* BEGIN Extracted material *

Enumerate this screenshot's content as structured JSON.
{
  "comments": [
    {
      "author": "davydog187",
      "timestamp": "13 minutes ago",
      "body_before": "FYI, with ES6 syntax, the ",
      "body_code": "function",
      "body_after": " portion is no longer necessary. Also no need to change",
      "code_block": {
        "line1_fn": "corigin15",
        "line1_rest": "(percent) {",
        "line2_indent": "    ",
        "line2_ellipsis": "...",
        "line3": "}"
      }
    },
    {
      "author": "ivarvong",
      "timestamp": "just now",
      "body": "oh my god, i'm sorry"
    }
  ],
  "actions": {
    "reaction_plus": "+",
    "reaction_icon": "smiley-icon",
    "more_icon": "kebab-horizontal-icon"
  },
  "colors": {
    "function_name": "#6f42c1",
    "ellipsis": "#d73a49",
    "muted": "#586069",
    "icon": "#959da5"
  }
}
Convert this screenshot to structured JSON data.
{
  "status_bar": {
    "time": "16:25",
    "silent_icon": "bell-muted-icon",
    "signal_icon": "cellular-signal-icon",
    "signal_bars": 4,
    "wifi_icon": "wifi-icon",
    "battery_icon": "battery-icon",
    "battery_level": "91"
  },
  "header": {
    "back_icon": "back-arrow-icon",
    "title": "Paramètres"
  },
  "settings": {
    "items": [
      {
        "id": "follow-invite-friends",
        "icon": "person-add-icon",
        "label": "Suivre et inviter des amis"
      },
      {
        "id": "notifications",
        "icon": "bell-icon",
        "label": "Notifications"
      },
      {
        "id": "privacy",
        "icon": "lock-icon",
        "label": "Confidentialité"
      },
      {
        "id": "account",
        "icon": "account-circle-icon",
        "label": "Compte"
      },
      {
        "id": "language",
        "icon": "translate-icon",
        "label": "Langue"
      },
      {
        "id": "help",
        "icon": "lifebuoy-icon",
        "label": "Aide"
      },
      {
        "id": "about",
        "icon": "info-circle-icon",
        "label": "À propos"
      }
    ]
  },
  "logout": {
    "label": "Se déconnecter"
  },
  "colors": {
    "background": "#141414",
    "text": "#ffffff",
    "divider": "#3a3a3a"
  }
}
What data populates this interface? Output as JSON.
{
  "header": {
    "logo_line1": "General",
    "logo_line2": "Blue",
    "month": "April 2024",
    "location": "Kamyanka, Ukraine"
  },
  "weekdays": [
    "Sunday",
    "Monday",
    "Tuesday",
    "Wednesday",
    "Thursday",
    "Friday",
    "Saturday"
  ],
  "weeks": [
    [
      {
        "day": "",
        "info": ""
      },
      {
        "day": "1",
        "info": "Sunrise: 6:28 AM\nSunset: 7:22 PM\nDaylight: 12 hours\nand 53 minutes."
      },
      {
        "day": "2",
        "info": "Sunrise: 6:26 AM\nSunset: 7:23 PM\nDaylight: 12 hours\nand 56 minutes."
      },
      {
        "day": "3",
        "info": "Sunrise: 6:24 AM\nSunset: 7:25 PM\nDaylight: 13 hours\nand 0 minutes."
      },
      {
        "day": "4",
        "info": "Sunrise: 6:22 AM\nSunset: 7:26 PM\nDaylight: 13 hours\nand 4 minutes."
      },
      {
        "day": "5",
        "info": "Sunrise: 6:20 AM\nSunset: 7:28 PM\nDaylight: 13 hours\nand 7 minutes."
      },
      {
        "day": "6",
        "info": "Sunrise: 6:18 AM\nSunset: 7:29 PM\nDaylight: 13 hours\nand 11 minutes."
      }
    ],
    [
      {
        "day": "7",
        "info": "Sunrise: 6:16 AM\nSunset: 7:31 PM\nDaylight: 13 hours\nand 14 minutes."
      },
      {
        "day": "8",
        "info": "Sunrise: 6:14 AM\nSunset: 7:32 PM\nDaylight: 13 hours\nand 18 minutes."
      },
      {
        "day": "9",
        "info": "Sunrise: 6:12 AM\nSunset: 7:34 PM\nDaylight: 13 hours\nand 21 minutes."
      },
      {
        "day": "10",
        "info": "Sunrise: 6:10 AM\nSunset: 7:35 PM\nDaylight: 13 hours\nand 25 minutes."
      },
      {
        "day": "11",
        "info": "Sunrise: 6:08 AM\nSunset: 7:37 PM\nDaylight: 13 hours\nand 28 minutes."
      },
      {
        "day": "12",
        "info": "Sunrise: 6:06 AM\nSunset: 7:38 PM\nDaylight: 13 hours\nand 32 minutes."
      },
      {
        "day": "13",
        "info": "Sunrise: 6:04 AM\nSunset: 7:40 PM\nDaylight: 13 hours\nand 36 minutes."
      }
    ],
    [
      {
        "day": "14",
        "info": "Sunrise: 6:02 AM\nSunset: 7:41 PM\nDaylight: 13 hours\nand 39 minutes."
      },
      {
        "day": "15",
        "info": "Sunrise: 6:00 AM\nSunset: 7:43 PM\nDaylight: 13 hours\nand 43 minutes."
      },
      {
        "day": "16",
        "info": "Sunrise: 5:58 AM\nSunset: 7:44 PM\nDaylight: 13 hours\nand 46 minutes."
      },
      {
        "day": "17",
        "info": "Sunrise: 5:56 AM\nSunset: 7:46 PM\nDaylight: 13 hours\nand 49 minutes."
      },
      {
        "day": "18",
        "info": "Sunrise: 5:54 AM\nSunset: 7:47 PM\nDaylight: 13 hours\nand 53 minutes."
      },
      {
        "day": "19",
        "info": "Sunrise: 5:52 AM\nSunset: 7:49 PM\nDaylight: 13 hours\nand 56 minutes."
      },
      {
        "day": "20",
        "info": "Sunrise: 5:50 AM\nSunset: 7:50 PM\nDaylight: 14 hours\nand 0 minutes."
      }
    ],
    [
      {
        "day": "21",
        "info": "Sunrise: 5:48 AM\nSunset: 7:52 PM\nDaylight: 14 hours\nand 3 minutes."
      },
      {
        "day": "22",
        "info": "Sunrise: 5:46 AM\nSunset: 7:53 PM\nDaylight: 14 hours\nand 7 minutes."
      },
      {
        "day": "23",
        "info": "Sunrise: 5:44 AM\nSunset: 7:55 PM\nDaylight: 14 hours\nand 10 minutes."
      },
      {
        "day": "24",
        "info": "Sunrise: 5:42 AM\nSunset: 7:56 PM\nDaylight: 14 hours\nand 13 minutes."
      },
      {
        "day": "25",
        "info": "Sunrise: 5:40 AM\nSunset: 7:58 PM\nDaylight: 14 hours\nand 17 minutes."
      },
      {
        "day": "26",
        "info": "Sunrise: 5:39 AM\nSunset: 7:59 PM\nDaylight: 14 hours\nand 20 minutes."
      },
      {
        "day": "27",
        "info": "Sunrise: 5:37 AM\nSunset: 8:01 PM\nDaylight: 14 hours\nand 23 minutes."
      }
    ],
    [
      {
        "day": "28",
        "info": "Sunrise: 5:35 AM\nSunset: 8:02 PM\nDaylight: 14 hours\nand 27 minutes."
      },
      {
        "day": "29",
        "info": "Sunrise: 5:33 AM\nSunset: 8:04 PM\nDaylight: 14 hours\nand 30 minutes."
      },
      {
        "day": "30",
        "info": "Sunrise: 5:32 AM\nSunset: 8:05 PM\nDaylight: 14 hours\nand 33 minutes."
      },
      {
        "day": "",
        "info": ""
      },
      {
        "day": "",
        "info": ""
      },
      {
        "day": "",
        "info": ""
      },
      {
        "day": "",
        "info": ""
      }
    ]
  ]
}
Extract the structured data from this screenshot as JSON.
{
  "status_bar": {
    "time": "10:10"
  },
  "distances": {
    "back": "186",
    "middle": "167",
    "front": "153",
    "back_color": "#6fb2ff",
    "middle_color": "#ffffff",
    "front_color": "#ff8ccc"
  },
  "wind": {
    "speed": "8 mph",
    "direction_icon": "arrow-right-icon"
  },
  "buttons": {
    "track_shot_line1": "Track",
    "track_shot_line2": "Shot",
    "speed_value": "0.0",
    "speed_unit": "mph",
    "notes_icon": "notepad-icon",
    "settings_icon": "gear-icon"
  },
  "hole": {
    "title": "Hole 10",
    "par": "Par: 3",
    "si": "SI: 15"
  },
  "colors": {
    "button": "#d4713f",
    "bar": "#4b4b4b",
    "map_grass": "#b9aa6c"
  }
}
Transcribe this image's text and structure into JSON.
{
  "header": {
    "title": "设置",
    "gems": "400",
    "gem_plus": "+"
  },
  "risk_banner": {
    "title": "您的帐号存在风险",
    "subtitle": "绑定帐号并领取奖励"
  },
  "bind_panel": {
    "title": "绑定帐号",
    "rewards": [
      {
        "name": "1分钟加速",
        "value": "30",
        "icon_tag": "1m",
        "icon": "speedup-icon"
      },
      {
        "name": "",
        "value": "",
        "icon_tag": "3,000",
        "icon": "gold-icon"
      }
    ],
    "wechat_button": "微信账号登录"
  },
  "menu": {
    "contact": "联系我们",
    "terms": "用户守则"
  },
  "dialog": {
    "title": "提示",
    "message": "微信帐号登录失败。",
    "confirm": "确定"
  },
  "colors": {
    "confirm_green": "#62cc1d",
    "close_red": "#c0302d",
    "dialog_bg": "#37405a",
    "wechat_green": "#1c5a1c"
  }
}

* END Extracted material *

_What is required:_
Show all lines from the data above in which the word "screenshot" appears.

_Result:_
Enumerate this screenshot's content as structured JSON.
Convert this screenshot to structured JSON data.
Extract the structured data from this screenshot as JSON.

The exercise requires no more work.